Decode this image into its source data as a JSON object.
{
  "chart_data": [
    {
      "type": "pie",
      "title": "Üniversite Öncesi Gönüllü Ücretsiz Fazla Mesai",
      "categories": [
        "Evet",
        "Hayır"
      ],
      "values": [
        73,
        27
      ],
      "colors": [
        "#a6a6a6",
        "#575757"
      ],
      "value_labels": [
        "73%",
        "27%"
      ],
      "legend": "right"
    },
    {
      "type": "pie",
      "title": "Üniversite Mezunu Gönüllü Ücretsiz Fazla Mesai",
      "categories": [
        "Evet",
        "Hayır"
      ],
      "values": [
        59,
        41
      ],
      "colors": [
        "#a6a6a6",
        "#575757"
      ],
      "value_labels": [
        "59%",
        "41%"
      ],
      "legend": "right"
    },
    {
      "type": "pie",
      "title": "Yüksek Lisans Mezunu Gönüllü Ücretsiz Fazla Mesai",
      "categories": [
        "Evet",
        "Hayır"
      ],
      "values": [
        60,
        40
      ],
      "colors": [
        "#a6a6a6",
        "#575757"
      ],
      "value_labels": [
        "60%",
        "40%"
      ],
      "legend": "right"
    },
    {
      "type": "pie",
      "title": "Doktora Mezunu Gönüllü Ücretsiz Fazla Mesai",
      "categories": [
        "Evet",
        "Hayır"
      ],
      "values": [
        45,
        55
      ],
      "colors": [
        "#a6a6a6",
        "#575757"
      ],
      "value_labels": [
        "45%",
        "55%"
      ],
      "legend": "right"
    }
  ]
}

**********

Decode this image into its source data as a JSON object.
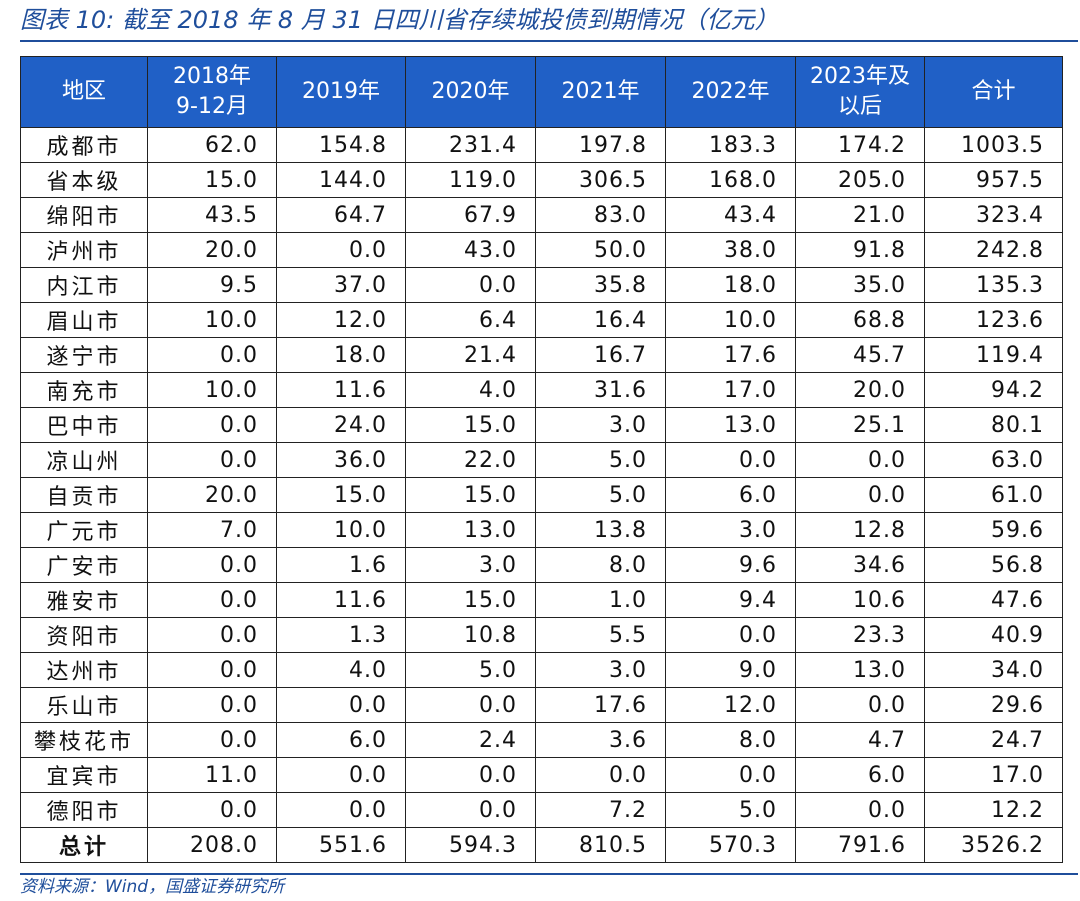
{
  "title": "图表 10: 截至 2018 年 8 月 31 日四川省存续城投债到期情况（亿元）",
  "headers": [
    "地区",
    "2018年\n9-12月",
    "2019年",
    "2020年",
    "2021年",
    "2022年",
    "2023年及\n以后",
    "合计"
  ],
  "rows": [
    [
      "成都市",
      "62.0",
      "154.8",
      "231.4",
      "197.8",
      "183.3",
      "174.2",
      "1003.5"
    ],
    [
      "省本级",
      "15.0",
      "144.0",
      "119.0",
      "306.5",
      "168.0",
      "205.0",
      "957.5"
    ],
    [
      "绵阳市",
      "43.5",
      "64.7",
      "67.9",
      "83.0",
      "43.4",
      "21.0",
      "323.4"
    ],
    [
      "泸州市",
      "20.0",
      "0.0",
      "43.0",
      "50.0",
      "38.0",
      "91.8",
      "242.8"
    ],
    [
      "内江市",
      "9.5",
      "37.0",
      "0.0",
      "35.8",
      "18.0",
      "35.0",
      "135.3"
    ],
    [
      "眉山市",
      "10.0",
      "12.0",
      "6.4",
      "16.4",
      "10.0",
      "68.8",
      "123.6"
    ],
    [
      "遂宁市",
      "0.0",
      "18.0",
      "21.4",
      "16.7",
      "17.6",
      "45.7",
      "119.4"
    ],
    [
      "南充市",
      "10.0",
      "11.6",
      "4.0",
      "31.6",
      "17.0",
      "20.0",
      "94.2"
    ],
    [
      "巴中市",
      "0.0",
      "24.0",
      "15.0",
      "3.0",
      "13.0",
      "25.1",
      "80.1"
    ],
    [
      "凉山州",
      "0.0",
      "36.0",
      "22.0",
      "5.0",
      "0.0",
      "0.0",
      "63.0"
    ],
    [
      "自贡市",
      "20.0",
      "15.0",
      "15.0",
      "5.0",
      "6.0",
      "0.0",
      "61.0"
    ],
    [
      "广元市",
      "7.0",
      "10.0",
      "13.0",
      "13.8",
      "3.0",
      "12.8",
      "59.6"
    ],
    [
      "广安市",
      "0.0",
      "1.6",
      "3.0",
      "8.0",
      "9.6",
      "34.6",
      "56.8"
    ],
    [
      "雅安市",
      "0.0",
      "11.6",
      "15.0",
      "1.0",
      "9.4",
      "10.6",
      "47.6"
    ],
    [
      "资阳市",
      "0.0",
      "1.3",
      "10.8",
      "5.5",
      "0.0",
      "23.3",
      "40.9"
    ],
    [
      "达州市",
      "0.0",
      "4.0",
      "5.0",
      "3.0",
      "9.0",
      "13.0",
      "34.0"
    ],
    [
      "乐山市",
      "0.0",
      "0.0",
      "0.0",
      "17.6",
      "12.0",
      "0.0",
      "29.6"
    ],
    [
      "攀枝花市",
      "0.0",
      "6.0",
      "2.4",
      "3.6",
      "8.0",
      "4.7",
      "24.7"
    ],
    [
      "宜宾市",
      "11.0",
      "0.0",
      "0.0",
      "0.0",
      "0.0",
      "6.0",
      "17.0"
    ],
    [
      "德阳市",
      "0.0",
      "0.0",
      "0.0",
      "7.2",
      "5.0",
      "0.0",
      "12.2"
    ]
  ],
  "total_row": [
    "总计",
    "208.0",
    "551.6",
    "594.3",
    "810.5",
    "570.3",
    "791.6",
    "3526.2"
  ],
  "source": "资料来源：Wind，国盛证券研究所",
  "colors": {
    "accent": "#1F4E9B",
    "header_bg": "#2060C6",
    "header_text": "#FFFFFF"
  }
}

**********

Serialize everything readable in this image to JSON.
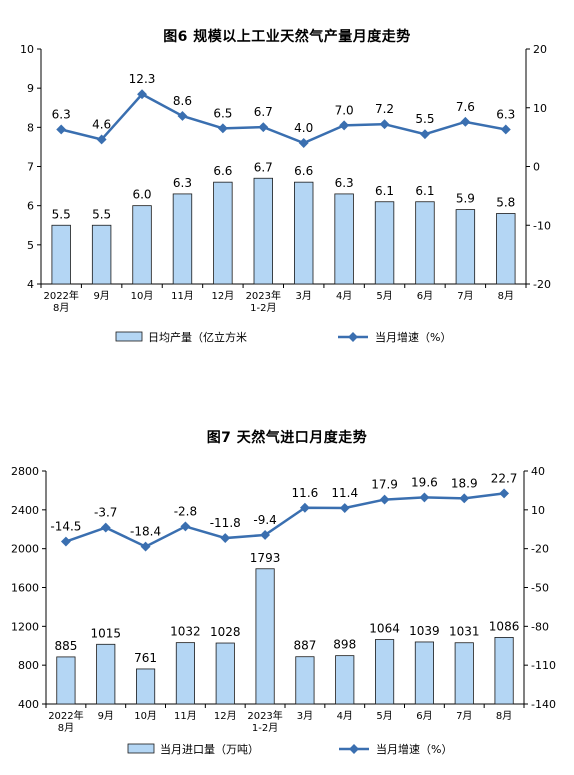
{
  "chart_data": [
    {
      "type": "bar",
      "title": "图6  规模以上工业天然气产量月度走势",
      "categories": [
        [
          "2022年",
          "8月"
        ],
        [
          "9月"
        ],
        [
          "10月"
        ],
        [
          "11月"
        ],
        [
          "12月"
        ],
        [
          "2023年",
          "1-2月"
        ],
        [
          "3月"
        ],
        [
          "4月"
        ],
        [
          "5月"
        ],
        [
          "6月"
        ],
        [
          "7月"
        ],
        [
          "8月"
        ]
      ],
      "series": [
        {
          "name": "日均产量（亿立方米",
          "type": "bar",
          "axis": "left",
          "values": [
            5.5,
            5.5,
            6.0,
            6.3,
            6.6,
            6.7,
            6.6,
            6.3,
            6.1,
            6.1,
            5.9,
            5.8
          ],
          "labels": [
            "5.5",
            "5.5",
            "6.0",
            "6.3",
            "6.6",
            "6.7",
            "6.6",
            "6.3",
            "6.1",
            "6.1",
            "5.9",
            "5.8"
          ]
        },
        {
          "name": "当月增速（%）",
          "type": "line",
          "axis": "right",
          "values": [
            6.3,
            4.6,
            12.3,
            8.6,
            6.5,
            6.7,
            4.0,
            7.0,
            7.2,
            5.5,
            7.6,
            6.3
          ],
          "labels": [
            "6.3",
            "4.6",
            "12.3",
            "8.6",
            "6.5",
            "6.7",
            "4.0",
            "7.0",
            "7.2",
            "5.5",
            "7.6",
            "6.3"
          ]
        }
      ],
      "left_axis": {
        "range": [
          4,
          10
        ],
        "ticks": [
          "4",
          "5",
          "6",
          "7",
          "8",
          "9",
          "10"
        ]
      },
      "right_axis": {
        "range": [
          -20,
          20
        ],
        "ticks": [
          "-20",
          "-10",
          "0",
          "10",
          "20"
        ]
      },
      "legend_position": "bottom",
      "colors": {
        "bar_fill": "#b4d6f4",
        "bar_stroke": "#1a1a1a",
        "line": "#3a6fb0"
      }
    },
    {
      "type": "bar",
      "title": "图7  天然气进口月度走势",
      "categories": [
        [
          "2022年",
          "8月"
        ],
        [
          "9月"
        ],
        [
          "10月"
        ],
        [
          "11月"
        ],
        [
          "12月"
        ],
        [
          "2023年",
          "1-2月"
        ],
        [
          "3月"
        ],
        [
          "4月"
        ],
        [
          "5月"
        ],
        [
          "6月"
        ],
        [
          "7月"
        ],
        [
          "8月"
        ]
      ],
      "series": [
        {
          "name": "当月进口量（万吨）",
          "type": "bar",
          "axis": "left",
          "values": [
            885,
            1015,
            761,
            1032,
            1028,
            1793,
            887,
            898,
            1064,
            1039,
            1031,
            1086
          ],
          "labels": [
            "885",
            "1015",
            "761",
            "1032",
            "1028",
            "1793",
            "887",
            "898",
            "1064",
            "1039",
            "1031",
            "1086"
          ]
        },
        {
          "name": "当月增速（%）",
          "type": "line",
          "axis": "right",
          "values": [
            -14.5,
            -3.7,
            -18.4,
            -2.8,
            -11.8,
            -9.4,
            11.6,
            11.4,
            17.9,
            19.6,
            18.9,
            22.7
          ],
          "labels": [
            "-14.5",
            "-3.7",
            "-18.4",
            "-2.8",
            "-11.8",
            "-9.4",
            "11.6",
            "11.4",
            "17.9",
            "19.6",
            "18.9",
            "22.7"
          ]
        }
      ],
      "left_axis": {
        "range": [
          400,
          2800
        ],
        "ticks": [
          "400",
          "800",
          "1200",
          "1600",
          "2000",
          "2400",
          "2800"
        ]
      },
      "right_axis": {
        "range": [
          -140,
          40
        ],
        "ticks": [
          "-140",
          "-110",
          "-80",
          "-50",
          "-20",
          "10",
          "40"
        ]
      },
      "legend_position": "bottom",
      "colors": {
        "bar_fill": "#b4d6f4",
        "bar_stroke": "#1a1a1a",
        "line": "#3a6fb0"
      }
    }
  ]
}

**********

Given instruction: Among the lines of the listing, how many hold the string "Mezunu"? Respond with only the number.

Result of the exercise: 3